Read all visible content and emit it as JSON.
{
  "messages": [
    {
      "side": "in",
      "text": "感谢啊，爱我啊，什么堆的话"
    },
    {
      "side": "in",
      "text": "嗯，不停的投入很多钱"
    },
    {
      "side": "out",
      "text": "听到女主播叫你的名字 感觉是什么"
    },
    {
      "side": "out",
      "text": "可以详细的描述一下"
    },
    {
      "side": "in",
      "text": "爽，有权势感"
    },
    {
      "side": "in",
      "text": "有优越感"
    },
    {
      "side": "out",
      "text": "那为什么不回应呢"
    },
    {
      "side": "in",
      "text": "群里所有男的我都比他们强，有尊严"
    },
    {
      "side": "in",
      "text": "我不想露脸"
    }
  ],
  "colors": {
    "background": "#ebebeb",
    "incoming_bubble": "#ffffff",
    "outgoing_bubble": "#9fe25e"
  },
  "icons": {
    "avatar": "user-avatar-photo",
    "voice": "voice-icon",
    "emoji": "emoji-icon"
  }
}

WHAT THE EXERCISE ASKS:
Please output the complete data exactly.

SOLUTION TO THE EXERCISE:
Read all visible content and emit it as JSON.
{
  "messages": [
    {
      "side": "in",
      "text": "感谢啊，爱我啊，什么堆的话"
    },
    {
      "side": "in",
      "text": "嗯，不停的投入很多钱"
    },
    {
      "side": "out",
      "text": "听到女主播叫你的名字 感觉是什么"
    },
    {
      "side": "out",
      "text": "可以详细的描述一下"
    },
    {
      "side": "in",
      "text": "爽，有权势感"
    },
    {
      "side": "in",
      "text": "有优越感"
    },
    {
      "side": "out",
      "text": "那为什么不回应呢"
    },
    {
      "side": "in",
      "text": "群里所有男的我都比他们强，有尊严"
    },
    {
      "side": "in",
      "text": "我不想露脸"
    }
  ],
  "colors": {
    "background": "#ebebeb",
    "incoming_bubble": "#ffffff",
    "outgoing_bubble": "#9fe25e"
  },
  "icons": {
    "avatar": "user-avatar-photo",
    "voice": "voice-icon",
    "emoji": "emoji-icon"
  }
}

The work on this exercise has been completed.